### Direction
Copy every line of the data in which the word "tillgänglig" occurs.

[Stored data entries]
★ ★ ★ ★

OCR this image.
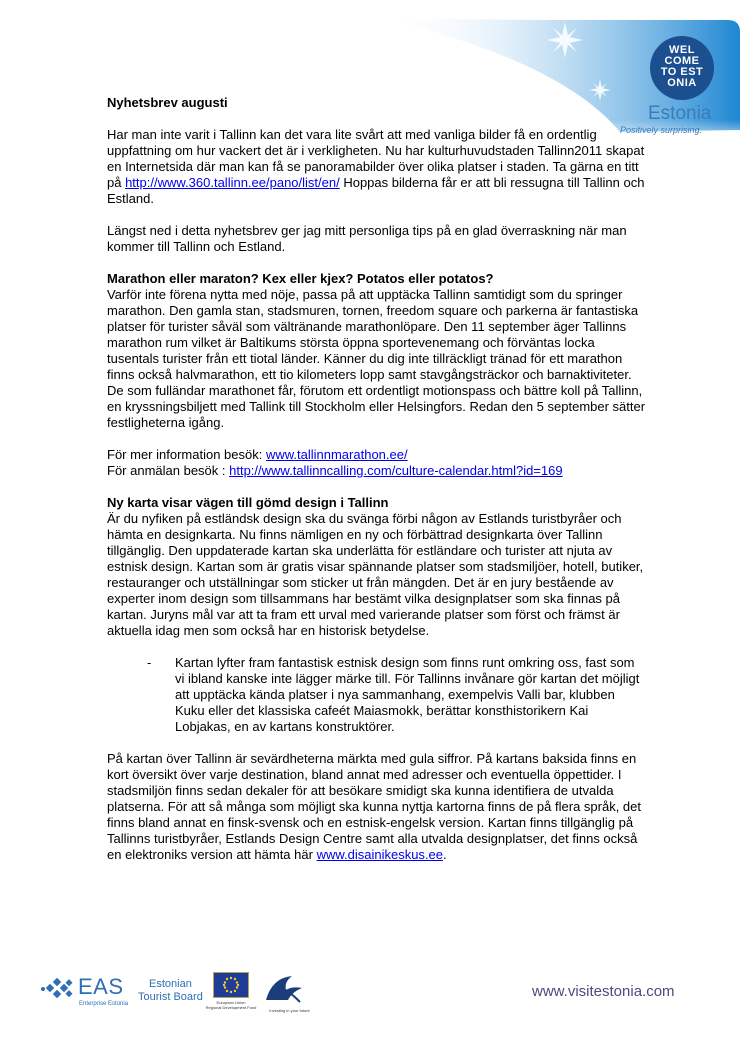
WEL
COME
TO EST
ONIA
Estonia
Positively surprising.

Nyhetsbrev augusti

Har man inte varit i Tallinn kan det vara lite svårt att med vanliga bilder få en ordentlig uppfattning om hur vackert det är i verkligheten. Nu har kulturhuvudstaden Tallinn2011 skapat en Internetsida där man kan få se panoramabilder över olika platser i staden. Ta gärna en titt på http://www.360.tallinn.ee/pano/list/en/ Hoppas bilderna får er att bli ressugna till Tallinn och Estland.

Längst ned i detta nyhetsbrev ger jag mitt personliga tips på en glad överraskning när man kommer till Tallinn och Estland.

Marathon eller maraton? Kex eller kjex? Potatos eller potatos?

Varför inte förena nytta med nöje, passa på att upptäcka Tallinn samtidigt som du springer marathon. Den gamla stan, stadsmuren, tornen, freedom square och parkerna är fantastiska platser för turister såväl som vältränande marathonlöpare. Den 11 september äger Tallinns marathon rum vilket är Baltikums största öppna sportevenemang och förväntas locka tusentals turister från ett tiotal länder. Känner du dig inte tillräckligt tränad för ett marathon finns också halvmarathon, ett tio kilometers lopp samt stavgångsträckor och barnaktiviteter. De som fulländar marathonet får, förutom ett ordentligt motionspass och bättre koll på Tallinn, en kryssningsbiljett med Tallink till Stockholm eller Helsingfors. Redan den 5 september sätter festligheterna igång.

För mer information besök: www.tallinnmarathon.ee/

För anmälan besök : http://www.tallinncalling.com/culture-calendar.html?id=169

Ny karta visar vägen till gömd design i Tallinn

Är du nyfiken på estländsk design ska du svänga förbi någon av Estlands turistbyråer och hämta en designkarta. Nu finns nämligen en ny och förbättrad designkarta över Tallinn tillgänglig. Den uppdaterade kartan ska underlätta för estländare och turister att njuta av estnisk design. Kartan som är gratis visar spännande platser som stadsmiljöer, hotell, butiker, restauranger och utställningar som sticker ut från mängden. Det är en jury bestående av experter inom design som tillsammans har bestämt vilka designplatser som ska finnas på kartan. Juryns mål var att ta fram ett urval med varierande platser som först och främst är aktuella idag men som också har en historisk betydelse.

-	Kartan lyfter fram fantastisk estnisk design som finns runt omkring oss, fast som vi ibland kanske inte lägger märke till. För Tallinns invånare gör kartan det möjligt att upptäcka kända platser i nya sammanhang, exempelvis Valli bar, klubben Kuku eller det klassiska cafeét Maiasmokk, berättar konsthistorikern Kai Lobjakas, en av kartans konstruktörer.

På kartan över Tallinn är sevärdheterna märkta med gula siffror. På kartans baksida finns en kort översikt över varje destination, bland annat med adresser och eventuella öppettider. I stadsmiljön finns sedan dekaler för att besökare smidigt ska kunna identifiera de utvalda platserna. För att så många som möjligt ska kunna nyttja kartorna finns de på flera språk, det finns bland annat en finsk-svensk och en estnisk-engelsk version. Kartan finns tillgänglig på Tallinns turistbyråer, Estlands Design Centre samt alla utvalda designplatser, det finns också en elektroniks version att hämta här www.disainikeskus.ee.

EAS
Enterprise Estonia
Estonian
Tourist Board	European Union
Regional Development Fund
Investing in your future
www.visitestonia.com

★ ★ ★ ★

### Response to this task
Är du nyfiken på estländsk design ska du svänga förbi någon av Estlands turistbyråer och hämta en designkarta. Nu finns nämligen en ny och förbättrad designkarta över Tallinn tillgänglig. Den uppdaterade kartan ska underlätta för estländare och turister att njuta av estnisk design. Kartan som är gratis visar spännande platser som stadsmiljöer, hotell, butiker, restauranger och utställningar som sticker ut från mängden. Det är en jury bestående av experter inom design som tillsammans har bestämt vilka designplatser som ska finnas på kartan. Juryns mål var att ta fram ett urval med varierande platser som först och främst är aktuella idag men som också har en historisk betydelse.
På kartan över Tallinn är sevärdheterna märkta med gula siffror. På kartans baksida finns en kort översikt över varje destination, bland annat med adresser och eventuella öppettider. I stadsmiljön finns sedan dekaler för att besökare smidigt ska kunna identifiera de utvalda platserna. För att så många som möjligt ska kunna nyttja kartorna finns de på flera språk, det finns bland annat en finsk-svensk och en estnisk-engelsk version. Kartan finns tillgänglig på Tallinns turistbyråer, Estlands Design Centre samt alla utvalda designplatser, det finns också en elektroniks version att hämta här www.disainikeskus.ee.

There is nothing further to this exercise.